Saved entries
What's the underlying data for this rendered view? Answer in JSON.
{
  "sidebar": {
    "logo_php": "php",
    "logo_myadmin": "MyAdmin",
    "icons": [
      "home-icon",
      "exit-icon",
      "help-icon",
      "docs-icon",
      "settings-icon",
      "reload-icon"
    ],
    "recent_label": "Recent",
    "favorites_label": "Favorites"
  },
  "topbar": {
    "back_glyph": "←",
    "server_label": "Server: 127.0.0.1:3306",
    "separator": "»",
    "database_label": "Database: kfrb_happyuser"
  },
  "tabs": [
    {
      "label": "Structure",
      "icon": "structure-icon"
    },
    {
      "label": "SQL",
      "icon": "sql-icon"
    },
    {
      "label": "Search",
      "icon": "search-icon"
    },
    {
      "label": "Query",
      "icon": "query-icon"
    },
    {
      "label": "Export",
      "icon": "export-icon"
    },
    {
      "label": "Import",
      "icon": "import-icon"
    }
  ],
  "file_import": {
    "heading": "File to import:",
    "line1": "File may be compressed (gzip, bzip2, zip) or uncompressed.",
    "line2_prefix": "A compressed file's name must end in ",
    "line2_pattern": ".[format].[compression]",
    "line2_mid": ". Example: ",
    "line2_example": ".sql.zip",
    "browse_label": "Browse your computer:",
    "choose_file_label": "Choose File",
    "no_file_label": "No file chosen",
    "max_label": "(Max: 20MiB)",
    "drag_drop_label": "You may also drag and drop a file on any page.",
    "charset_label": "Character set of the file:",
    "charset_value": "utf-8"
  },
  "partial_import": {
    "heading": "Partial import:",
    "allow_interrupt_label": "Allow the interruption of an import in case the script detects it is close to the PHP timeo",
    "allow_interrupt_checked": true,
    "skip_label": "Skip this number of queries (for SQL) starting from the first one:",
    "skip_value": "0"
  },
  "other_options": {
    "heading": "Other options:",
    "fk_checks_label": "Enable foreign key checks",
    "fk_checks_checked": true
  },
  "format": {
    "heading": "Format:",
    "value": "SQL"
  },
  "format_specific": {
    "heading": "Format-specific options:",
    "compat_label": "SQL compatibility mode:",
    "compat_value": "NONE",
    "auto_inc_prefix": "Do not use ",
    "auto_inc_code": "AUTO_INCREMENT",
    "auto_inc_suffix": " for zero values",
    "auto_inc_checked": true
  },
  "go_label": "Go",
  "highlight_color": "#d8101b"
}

• **Task goal**: Pick out the lines containing the string "heading".

• **Solution for this task**:
    "heading": "File to import:",
    "heading": "Partial import:",
    "heading": "Other options:",
    "heading": "Format:",
    "heading": "Format-specific options:",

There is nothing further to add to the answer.